### Excerpted records
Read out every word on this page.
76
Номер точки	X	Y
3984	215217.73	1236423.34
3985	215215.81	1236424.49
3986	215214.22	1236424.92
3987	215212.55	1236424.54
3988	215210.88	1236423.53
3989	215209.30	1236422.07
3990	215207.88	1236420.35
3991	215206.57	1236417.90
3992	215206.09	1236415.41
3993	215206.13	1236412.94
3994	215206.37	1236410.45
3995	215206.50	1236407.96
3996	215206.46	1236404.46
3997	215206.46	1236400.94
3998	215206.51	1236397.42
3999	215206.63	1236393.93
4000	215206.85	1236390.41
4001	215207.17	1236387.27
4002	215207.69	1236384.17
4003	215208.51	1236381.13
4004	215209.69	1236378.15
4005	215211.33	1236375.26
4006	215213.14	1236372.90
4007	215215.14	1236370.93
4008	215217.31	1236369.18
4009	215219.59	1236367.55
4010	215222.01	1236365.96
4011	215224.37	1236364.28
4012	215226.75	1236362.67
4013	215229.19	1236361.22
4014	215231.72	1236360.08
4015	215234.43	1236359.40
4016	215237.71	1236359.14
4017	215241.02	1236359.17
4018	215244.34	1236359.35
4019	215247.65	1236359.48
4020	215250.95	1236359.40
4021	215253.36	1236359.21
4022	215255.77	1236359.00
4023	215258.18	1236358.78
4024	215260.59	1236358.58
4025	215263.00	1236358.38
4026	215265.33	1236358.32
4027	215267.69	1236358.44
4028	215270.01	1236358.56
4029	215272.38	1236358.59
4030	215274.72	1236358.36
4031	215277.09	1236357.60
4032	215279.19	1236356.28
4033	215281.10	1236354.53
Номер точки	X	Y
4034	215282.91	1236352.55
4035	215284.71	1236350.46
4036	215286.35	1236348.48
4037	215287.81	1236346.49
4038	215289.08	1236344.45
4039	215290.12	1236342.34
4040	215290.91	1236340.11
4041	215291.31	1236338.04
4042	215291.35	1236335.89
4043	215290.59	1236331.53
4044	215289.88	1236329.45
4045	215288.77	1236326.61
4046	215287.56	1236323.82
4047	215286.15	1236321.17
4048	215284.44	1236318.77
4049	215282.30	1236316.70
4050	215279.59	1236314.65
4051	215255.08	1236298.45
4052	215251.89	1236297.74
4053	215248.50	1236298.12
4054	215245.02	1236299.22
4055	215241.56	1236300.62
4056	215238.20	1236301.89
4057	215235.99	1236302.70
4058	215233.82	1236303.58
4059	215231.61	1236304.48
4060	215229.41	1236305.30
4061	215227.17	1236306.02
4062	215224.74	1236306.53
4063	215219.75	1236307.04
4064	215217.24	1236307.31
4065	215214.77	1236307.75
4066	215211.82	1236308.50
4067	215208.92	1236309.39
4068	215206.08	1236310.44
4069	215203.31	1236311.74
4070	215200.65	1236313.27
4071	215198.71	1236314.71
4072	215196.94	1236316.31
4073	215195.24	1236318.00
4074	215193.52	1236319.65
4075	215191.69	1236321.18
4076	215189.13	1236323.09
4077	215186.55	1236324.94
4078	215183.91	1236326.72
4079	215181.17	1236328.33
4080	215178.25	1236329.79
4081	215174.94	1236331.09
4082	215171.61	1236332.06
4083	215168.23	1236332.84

### Objective
Output the lines above verbatim and in full.

### Output for this exercise
Read out every word on this page.
76
Номер точки	X	Y
3984	215217.73	1236423.34
3985	215215.81	1236424.49
3986	215214.22	1236424.92
3987	215212.55	1236424.54
3988	215210.88	1236423.53
3989	215209.30	1236422.07
3990	215207.88	1236420.35
3991	215206.57	1236417.90
3992	215206.09	1236415.41
3993	215206.13	1236412.94
3994	215206.37	1236410.45
3995	215206.50	1236407.96
3996	215206.46	1236404.46
3997	215206.46	1236400.94
3998	215206.51	1236397.42
3999	215206.63	1236393.93
4000	215206.85	1236390.41
4001	215207.17	1236387.27
4002	215207.69	1236384.17
4003	215208.51	1236381.13
4004	215209.69	1236378.15
4005	215211.33	1236375.26
4006	215213.14	1236372.90
4007	215215.14	1236370.93
4008	215217.31	1236369.18
4009	215219.59	1236367.55
4010	215222.01	1236365.96
4011	215224.37	1236364.28
4012	215226.75	1236362.67
4013	215229.19	1236361.22
4014	215231.72	1236360.08
4015	215234.43	1236359.40
4016	215237.71	1236359.14
4017	215241.02	1236359.17
4018	215244.34	1236359.35
4019	215247.65	1236359.48
4020	215250.95	1236359.40
4021	215253.36	1236359.21
4022	215255.77	1236359.00
4023	215258.18	1236358.78
4024	215260.59	1236358.58
4025	215263.00	1236358.38
4026	215265.33	1236358.32
4027	215267.69	1236358.44
4028	215270.01	1236358.56
4029	215272.38	1236358.59
4030	215274.72	1236358.36
4031	215277.09	1236357.60
4032	215279.19	1236356.28
4033	215281.10	1236354.53
Номер точки	X	Y
4034	215282.91	1236352.55
4035	215284.71	1236350.46
4036	215286.35	1236348.48
4037	215287.81	1236346.49
4038	215289.08	1236344.45
4039	215290.12	1236342.34
4040	215290.91	1236340.11
4041	215291.31	1236338.04
4042	215291.35	1236335.89
4043	215290.59	1236331.53
4044	215289.88	1236329.45
4045	215288.77	1236326.61
4046	215287.56	1236323.82
4047	215286.15	1236321.17
4048	215284.44	1236318.77
4049	215282.30	1236316.70
4050	215279.59	1236314.65
4051	215255.08	1236298.45
4052	215251.89	1236297.74
4053	215248.50	1236298.12
4054	215245.02	1236299.22
4055	215241.56	1236300.62
4056	215238.20	1236301.89
4057	215235.99	1236302.70
4058	215233.82	1236303.58
4059	215231.61	1236304.48
4060	215229.41	1236305.30
4061	215227.17	1236306.02
4062	215224.74	1236306.53
4063	215219.75	1236307.04
4064	215217.24	1236307.31
4065	215214.77	1236307.75
4066	215211.82	1236308.50
4067	215208.92	1236309.39
4068	215206.08	1236310.44
4069	215203.31	1236311.74
4070	215200.65	1236313.27
4071	215198.71	1236314.71
4072	215196.94	1236316.31
4073	215195.24	1236318.00
4074	215193.52	1236319.65
4075	215191.69	1236321.18
4076	215189.13	1236323.09
4077	215186.55	1236324.94
4078	215183.91	1236326.72
4079	215181.17	1236328.33
4080	215178.25	1236329.79
4081	215174.94	1236331.09
4082	215171.61	1236332.06
4083	215168.23	1236332.84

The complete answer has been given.